### Saved data entries
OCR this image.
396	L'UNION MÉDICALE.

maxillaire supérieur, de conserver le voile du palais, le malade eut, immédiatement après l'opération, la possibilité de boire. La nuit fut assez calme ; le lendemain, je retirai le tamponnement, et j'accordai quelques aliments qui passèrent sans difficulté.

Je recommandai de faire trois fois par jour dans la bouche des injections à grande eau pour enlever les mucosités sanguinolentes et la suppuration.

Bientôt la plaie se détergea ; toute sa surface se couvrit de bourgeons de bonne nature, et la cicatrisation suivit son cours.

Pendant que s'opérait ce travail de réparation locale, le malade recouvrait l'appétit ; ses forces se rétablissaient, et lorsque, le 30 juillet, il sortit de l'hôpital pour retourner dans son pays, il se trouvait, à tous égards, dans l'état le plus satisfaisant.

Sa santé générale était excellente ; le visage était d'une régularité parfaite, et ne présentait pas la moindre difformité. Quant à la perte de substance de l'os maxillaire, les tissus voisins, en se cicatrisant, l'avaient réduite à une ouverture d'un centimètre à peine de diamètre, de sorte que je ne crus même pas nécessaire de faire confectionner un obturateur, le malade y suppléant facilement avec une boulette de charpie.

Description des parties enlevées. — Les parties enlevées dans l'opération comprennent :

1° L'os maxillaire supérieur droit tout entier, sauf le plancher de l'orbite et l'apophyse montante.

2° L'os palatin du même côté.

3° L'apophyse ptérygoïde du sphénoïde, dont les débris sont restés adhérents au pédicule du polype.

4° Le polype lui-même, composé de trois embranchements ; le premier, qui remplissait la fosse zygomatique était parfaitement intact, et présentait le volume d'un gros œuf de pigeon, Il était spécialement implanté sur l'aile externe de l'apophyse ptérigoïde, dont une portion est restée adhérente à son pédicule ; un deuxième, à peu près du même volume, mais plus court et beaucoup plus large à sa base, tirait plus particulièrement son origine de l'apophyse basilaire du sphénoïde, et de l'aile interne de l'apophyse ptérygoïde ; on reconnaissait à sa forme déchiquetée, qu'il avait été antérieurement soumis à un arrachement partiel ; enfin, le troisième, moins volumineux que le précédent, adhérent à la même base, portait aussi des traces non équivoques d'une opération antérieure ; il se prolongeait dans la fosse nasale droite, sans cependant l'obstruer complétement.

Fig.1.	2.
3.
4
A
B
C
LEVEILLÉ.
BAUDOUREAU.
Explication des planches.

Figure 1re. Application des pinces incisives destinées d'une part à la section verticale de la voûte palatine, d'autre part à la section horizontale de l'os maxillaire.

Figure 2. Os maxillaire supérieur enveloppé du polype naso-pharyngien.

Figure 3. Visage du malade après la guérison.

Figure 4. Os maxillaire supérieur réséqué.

### Exercise prompt
From the data above, extract every line in its exact form.

### Task result
OCR this image.
396	L'UNION MÉDICALE.

maxillaire supérieur, de conserver le voile du palais, le malade eut, immédiatement après l'opération, la possibilité de boire. La nuit fut assez calme ; le lendemain, je retirai le tamponnement, et j'accordai quelques aliments qui passèrent sans difficulté.

Je recommandai de faire trois fois par jour dans la bouche des injections à grande eau pour enlever les mucosités sanguinolentes et la suppuration.

Bientôt la plaie se détergea ; toute sa surface se couvrit de bourgeons de bonne nature, et la cicatrisation suivit son cours.

Pendant que s'opérait ce travail de réparation locale, le malade recouvrait l'appétit ; ses forces se rétablissaient, et lorsque, le 30 juillet, il sortit de l'hôpital pour retourner dans son pays, il se trouvait, à tous égards, dans l'état le plus satisfaisant.

Sa santé générale était excellente ; le visage était d'une régularité parfaite, et ne présentait pas la moindre difformité. Quant à la perte de substance de l'os maxillaire, les tissus voisins, en se cicatrisant, l'avaient réduite à une ouverture d'un centimètre à peine de diamètre, de sorte que je ne crus même pas nécessaire de faire confectionner un obturateur, le malade y suppléant facilement avec une boulette de charpie.

Description des parties enlevées. — Les parties enlevées dans l'opération comprennent :

1° L'os maxillaire supérieur droit tout entier, sauf le plancher de l'orbite et l'apophyse montante.

2° L'os palatin du même côté.

3° L'apophyse ptérygoïde du sphénoïde, dont les débris sont restés adhérents au pédicule du polype.

4° Le polype lui-même, composé de trois embranchements ; le premier, qui remplissait la fosse zygomatique était parfaitement intact, et présentait le volume d'un gros œuf de pigeon, Il était spécialement implanté sur l'aile externe de l'apophyse ptérigoïde, dont une portion est restée adhérente à son pédicule ; un deuxième, à peu près du même volume, mais plus court et beaucoup plus large à sa base, tirait plus particulièrement son origine de l'apophyse basilaire du sphénoïde, et de l'aile interne de l'apophyse ptérygoïde ; on reconnaissait à sa forme déchiquetée, qu'il avait été antérieurement soumis à un arrachement partiel ; enfin, le troisième, moins volumineux que le précédent, adhérent à la même base, portait aussi des traces non équivoques d'une opération antérieure ; il se prolongeait dans la fosse nasale droite, sans cependant l'obstruer complétement.

Fig.1.	2.
3.
4
A
B
C
LEVEILLÉ.
BAUDOUREAU.
Explication des planches.

Figure 1re. Application des pinces incisives destinées d'une part à la section verticale de la voûte palatine, d'autre part à la section horizontale de l'os maxillaire.

Figure 2. Os maxillaire supérieur enveloppé du polype naso-pharyngien.

Figure 3. Visage du malade après la guérison.

Figure 4. Os maxillaire supérieur réséqué.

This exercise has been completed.